*AIM OF THE EXERCISE*
Omit every picture while repeating the entries exactly.

* start *

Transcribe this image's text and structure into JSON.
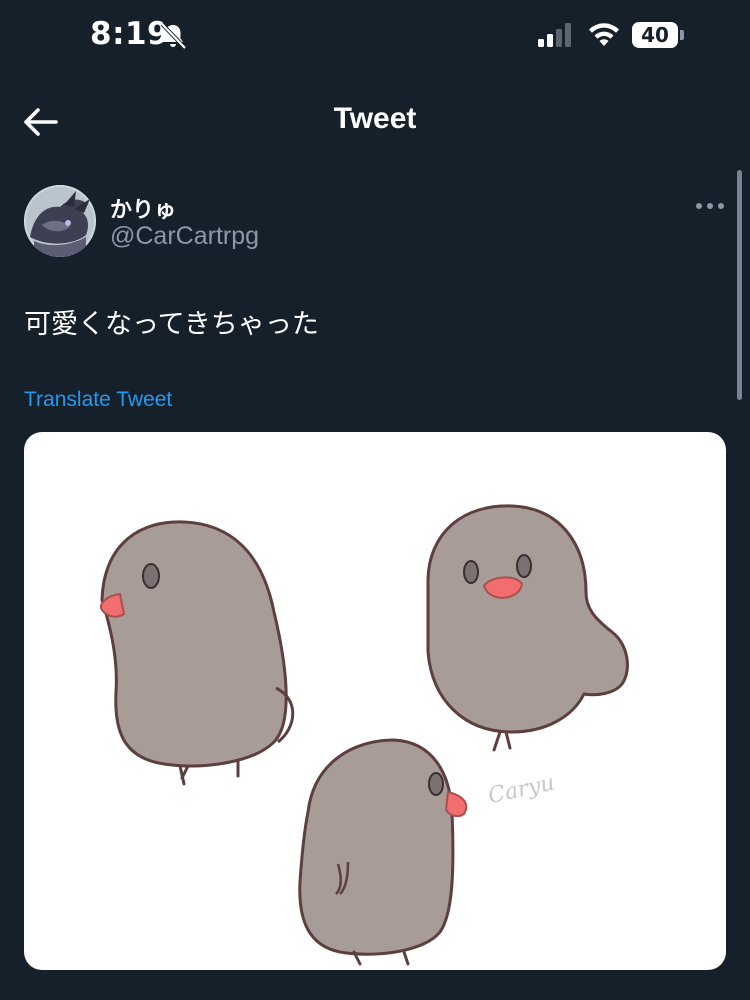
{
  "status_bar": {
    "time": "8:19",
    "battery_level": "40",
    "icons": [
      "bell-slash-icon",
      "cellular-signal-icon",
      "wifi-icon",
      "battery-icon"
    ]
  },
  "nav": {
    "title": "Tweet",
    "back_icon": "arrow-left-icon"
  },
  "tweet": {
    "author": {
      "display_name": "かりゅ",
      "handle": "@CarCartrpg"
    },
    "text": "可愛くなってきちゃった",
    "translate_label": "Translate Tweet",
    "more_icon": "more-horizontal-icon",
    "media": {
      "signature": "Caryu",
      "bg_color": "#ffffff",
      "bird_color": "#a89c99",
      "beak_color": "#f26d6d"
    }
  },
  "colors": {
    "background": "#15202b",
    "accent": "#1d9bf0",
    "secondary_text": "#8b98a5"
  }
}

* end *

*RESPONSE TO THIS TASK*
Transcribe this image's text and structure into JSON.
{
  "status_bar": {
    "time": "8:19",
    "battery_level": "40",
    "icons": [
      "bell-slash-icon",
      "cellular-signal-icon",
      "wifi-icon",
      "battery-icon"
    ]
  },
  "nav": {
    "title": "Tweet",
    "back_icon": "arrow-left-icon"
  },
  "tweet": {
    "author": {
      "display_name": "かりゅ",
      "handle": "@CarCartrpg"
    },
    "text": "可愛くなってきちゃった",
    "translate_label": "Translate Tweet",
    "more_icon": "more-horizontal-icon",
    "media": {
      "signature": "Caryu",
      "bg_color": "#ffffff",
      "bird_color": "#a89c99",
      "beak_color": "#f26d6d"
    }
  },
  "colors": {
    "background": "#15202b",
    "accent": "#1d9bf0",
    "secondary_text": "#8b98a5"
  }
}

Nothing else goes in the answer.